- _Exercise directions_:
Report, as a bare number, how many lines of the material below contain the word "music".

......

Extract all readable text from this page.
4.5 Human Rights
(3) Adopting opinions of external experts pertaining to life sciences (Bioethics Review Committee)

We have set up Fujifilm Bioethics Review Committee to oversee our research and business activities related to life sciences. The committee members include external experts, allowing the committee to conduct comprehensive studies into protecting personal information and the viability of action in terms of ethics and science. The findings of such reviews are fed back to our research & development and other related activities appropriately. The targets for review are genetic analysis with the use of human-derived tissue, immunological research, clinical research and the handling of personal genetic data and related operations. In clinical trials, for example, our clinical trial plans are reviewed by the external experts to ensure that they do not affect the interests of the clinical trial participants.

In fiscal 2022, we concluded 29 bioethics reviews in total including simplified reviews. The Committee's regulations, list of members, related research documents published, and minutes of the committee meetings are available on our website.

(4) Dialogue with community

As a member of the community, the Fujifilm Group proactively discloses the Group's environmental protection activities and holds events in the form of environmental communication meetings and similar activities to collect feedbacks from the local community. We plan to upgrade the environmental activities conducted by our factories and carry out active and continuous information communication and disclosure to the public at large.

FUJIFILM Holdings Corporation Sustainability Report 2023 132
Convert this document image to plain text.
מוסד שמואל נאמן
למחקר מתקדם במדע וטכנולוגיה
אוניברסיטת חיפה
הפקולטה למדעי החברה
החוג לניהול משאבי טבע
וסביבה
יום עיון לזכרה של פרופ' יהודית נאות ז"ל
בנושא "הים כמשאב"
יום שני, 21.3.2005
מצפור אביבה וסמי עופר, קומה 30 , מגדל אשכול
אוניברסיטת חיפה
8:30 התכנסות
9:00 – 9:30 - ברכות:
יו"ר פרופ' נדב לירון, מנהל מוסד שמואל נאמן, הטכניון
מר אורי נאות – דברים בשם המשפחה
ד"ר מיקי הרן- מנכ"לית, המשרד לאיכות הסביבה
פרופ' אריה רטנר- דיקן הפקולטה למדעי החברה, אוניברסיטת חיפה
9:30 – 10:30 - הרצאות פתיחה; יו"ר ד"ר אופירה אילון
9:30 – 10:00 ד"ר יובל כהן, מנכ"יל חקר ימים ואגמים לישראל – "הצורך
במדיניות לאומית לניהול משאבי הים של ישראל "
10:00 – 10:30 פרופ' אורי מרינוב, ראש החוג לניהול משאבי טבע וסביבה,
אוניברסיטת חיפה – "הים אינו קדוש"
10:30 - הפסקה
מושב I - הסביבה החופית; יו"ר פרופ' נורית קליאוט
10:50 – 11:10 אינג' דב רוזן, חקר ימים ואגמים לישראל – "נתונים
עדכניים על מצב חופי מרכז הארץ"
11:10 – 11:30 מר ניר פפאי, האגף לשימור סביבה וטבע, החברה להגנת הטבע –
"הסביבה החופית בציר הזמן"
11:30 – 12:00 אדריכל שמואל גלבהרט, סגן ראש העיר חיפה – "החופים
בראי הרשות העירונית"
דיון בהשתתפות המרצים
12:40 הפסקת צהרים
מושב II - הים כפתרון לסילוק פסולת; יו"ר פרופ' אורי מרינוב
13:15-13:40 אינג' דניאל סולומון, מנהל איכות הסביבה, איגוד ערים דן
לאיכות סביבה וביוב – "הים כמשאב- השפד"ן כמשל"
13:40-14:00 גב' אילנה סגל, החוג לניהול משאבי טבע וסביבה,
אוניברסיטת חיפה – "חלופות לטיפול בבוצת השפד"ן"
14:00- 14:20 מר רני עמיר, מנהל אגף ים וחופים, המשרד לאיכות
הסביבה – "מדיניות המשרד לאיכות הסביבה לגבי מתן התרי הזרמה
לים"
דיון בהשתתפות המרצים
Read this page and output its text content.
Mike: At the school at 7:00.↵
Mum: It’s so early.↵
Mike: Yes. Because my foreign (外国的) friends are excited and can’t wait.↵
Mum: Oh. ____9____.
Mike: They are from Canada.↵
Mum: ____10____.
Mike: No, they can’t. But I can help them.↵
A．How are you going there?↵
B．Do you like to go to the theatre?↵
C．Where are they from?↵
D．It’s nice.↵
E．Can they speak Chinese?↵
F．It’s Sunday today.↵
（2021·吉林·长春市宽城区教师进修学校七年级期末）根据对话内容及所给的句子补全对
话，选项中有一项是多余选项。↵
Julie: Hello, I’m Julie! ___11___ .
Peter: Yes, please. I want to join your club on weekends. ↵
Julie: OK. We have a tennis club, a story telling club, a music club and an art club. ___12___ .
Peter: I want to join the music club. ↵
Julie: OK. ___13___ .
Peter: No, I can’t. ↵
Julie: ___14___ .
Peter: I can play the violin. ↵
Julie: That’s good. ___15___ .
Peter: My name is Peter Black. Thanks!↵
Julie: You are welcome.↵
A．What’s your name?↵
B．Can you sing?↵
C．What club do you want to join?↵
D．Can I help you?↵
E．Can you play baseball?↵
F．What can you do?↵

......

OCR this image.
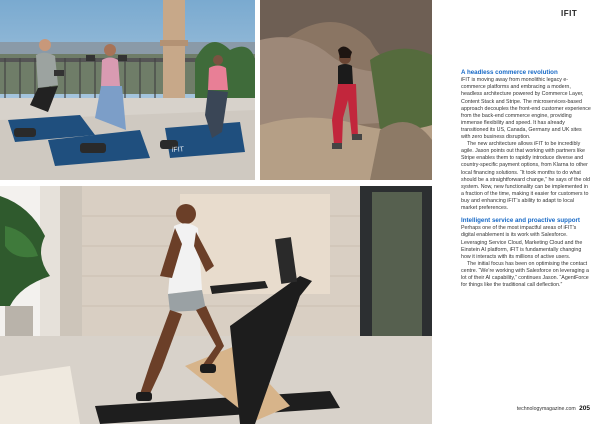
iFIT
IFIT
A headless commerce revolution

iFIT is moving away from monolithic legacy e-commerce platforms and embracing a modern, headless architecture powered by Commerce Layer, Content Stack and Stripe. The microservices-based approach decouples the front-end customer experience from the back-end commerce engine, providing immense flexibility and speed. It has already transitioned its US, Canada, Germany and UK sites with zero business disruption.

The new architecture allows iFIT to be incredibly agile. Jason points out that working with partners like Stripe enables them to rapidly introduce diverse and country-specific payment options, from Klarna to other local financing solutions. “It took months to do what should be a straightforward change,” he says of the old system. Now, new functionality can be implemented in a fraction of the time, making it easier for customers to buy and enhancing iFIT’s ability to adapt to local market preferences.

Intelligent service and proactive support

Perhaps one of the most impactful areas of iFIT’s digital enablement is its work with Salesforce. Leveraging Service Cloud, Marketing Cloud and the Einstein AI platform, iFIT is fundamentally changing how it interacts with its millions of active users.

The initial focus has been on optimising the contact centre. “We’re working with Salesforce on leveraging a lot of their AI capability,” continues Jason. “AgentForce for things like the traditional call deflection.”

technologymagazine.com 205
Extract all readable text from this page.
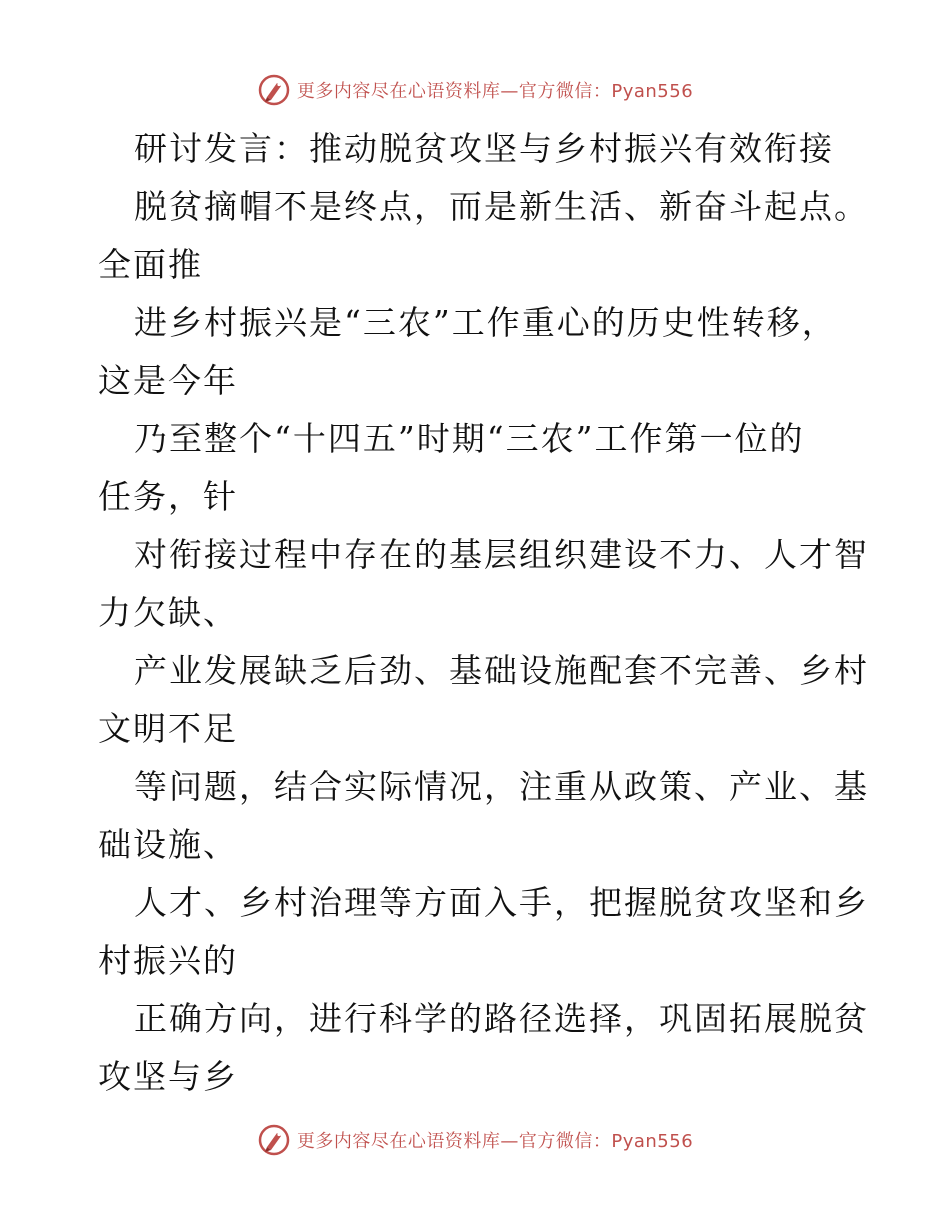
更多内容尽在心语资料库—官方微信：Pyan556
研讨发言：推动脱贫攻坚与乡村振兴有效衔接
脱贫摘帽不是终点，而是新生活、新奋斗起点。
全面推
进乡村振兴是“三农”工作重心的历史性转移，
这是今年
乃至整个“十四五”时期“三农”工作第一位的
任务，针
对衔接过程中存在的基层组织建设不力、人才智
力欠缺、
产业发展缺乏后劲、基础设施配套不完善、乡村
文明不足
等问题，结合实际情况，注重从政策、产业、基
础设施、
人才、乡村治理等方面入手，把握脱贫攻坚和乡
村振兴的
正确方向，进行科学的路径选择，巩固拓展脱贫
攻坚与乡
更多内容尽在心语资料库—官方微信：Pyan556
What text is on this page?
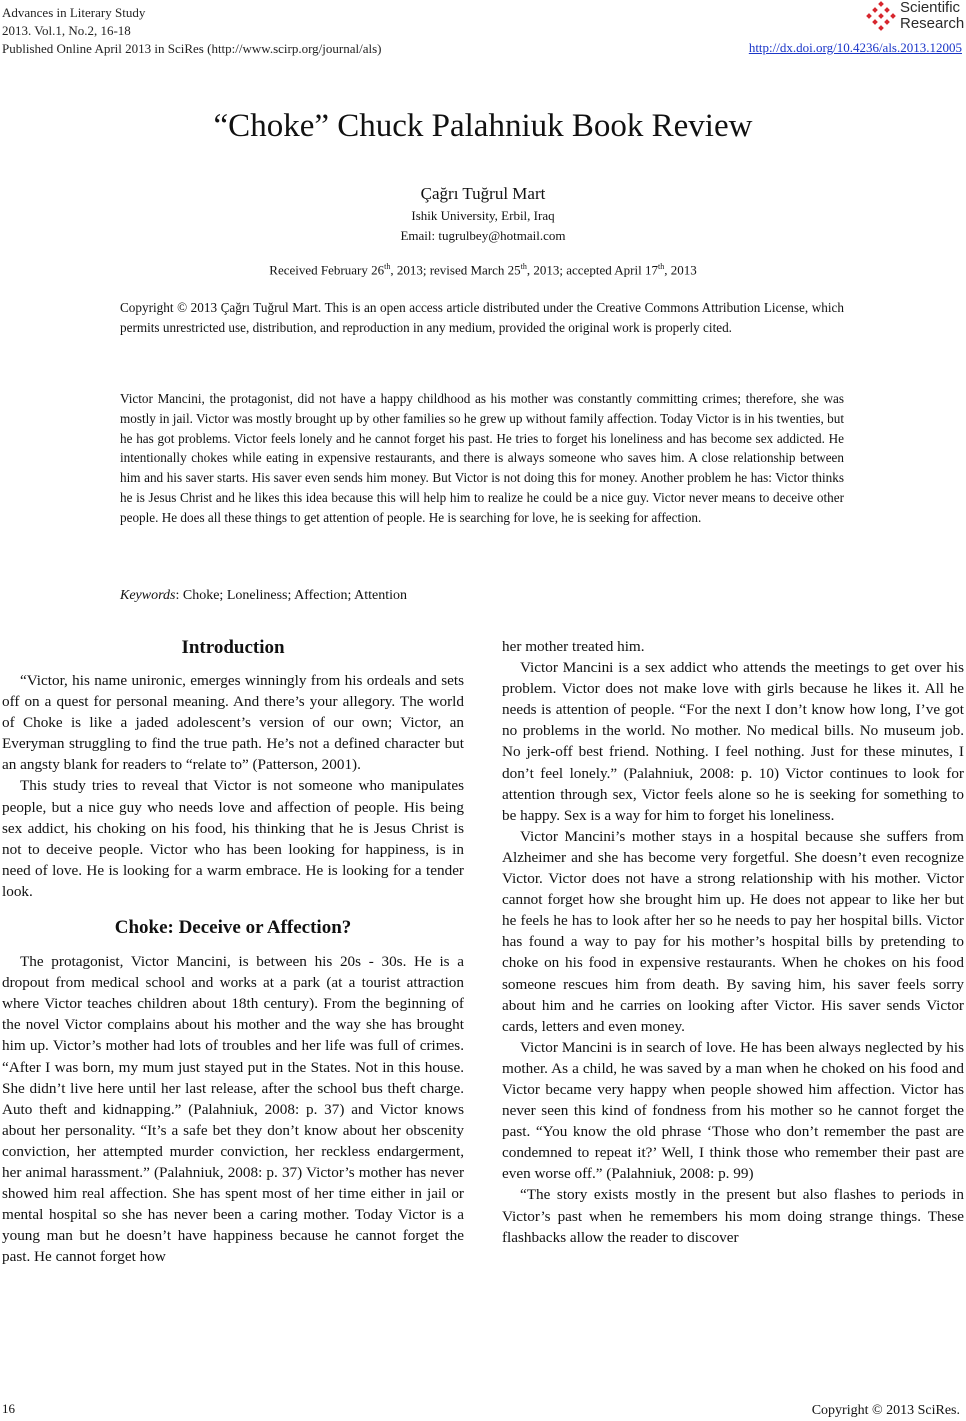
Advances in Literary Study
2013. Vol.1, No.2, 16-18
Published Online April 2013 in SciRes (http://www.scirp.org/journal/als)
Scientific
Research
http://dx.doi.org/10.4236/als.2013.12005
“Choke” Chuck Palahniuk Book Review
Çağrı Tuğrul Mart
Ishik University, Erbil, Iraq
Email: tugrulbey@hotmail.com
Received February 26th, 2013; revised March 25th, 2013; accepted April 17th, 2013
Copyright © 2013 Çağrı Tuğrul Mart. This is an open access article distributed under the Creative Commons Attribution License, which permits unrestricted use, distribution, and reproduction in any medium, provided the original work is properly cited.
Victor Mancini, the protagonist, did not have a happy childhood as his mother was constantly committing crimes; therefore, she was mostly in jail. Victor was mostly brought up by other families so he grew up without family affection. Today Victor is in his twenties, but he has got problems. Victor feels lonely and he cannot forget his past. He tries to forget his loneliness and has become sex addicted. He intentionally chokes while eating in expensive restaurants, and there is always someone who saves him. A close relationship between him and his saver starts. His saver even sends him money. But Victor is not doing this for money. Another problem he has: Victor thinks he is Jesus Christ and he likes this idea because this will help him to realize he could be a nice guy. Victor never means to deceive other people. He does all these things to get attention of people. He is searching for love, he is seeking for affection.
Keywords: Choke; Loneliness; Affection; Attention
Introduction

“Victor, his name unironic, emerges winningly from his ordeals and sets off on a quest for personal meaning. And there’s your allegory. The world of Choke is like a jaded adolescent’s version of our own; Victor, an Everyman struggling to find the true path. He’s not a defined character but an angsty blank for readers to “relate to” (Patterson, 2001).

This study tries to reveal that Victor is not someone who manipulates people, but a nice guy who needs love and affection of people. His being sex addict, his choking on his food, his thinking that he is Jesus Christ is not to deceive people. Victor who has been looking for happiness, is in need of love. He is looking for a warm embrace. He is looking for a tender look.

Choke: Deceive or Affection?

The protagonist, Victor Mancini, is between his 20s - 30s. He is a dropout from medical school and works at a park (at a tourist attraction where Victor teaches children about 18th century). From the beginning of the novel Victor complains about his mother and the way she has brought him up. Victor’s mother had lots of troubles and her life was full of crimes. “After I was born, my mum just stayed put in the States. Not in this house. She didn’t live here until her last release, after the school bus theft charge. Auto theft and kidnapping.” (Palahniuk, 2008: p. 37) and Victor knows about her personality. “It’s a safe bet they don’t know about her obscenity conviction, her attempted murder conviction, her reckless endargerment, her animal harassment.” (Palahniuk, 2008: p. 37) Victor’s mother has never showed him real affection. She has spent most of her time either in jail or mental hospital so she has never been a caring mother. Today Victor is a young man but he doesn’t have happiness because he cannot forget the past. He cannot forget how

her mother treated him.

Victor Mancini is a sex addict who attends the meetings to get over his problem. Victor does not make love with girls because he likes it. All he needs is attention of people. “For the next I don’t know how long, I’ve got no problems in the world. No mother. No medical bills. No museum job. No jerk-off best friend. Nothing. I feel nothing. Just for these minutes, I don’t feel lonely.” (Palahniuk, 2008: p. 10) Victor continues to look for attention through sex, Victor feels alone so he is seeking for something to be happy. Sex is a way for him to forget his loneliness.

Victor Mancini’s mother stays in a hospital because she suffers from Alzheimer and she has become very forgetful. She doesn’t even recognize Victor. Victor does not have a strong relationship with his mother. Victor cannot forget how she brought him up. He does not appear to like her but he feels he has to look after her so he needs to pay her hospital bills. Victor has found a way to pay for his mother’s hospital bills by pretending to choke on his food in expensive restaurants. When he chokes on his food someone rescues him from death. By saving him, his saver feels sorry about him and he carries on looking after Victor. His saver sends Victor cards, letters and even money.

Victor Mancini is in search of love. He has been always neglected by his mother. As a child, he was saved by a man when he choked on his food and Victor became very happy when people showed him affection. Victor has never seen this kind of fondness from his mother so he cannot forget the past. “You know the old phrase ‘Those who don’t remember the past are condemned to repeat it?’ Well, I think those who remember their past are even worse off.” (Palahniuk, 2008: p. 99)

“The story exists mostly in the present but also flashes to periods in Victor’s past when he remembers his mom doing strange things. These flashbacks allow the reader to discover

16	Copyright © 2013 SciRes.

......

- _Solution for this exercise_:
2